▸ Prompt: Collect each line containing "GLOWNY".

▸ Material for this task:
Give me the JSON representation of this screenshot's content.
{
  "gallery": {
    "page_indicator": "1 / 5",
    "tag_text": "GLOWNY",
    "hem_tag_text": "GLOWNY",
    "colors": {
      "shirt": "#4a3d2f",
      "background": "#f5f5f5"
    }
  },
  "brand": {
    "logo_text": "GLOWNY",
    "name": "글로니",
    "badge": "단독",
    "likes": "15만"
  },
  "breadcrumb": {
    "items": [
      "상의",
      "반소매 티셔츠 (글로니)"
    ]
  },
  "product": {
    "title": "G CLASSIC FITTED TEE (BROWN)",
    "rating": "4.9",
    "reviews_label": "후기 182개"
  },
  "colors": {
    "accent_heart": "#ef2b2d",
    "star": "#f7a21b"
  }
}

▸ Problem solution:
    "tag_text": "GLOWNY",
    "hem_tag_text": "GLOWNY",
    "logo_text": "GLOWNY",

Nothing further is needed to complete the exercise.